§ **Job**: The entries below need to be written out exactly, with no pictures included.

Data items
>>>
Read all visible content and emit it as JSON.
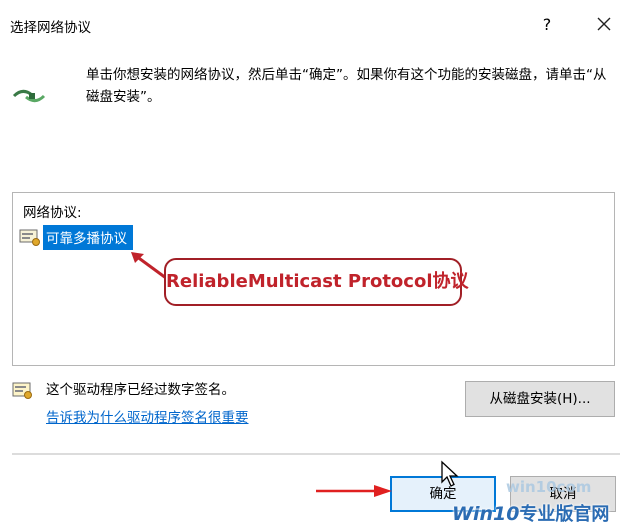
{
  "dialog": {
    "title": "选择网络协议",
    "help_glyph": "?",
    "instruction": "单击你想安装的网络协议，然后单击“确定”。如果你有这个功能的安装磁盘，请单击“从磁盘安装”。",
    "list_label": "网络协议:",
    "items": [
      {
        "label": "可靠多播协议"
      }
    ],
    "callout": "ReliableMulticast Protocol协议",
    "signature_text": "这个驱动程序已经过数字签名。",
    "signature_link": "告诉我为什么驱动程序签名很重要",
    "install_from_disk_label": "从磁盘安装(H)...",
    "ok_label": "确定",
    "cancel_label": "取消"
  },
  "watermark": {
    "line1": "win10com",
    "line2_brand": "Win10",
    "line2_suffix": "专业版官网"
  },
  "icons": {
    "protocol": "network-protocol-icon",
    "list_item": "protocol-item-icon",
    "signature": "certificate-icon",
    "close": "close-icon",
    "cursor": "mouse-pointer-icon"
  },
  "colors": {
    "selection": "#0078d7",
    "callout": "#c0232b",
    "link": "#0066cc"
  }
}
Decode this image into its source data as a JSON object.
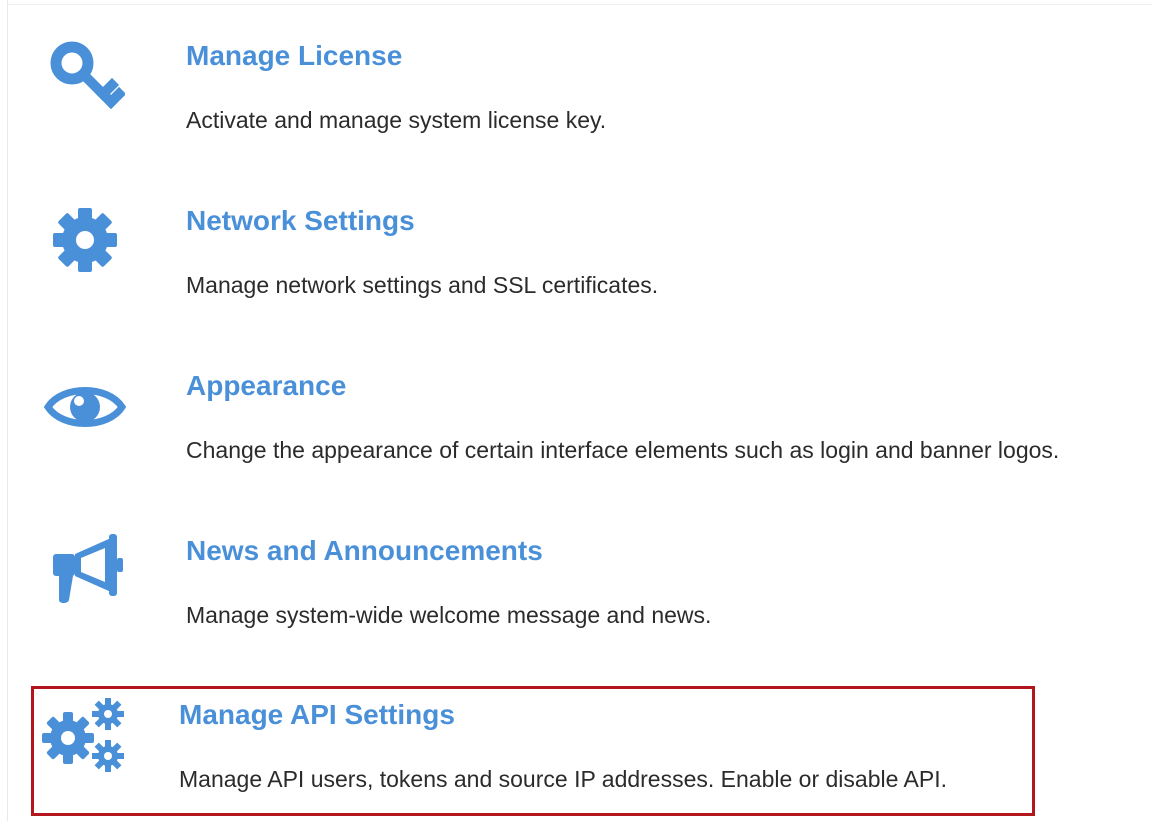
{
  "items": [
    {
      "title": "Manage License",
      "description": "Activate and manage system license key.",
      "icon": "key-icon"
    },
    {
      "title": "Network Settings",
      "description": "Manage network settings and SSL certificates.",
      "icon": "gear-icon"
    },
    {
      "title": "Appearance",
      "description": "Change the appearance of certain interface elements such as login and banner logos.",
      "icon": "eye-icon"
    },
    {
      "title": "News and Announcements",
      "description": "Manage system-wide welcome message and news.",
      "icon": "megaphone-icon"
    },
    {
      "title": "Manage API Settings",
      "description": "Manage API users, tokens and source IP addresses. Enable or disable API.",
      "icon": "gears-icon",
      "highlighted": true
    }
  ],
  "colors": {
    "accent": "#4a90d9",
    "text": "#2b2b2b",
    "highlight_border": "#b3161c"
  }
}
<<<
§ **Task solution**:
Read all visible content and emit it as JSON.
{
  "dialog": {
    "title": "选择网络协议",
    "help_glyph": "?",
    "instruction": "单击你想安装的网络协议，然后单击“确定”。如果你有这个功能的安装磁盘，请单击“从磁盘安装”。",
    "list_label": "网络协议:",
    "items": [
      {
        "label": "可靠多播协议"
      }
    ],
    "callout": "ReliableMulticast Protocol协议",
    "signature_text": "这个驱动程序已经过数字签名。",
    "signature_link": "告诉我为什么驱动程序签名很重要",
    "install_from_disk_label": "从磁盘安装(H)...",
    "ok_label": "确定",
    "cancel_label": "取消"
  },
  "watermark": {
    "line1": "win10com",
    "line2_brand": "Win10",
    "line2_suffix": "专业版官网"
  },
  "icons": {
    "protocol": "network-protocol-icon",
    "list_item": "protocol-item-icon",
    "signature": "certificate-icon",
    "close": "close-icon",
    "cursor": "mouse-pointer-icon"
  },
  "colors": {
    "selection": "#0078d7",
    "callout": "#c0232b",
    "link": "#0066cc"
  }
}
Decode this image into its source data as a JSON object.
{
  "items": [
    {
      "title": "Manage License",
      "description": "Activate and manage system license key.",
      "icon": "key-icon"
    },
    {
      "title": "Network Settings",
      "description": "Manage network settings and SSL certificates.",
      "icon": "gear-icon"
    },
    {
      "title": "Appearance",
      "description": "Change the appearance of certain interface elements such as login and banner logos.",
      "icon": "eye-icon"
    },
    {
      "title": "News and Announcements",
      "description": "Manage system-wide welcome message and news.",
      "icon": "megaphone-icon"
    },
    {
      "title": "Manage API Settings",
      "description": "Manage API users, tokens and source IP addresses. Enable or disable API.",
      "icon": "gears-icon",
      "highlighted": true
    }
  ],
  "colors": {
    "accent": "#4a90d9",
    "text": "#2b2b2b",
    "highlight_border": "#b3161c"
  }
}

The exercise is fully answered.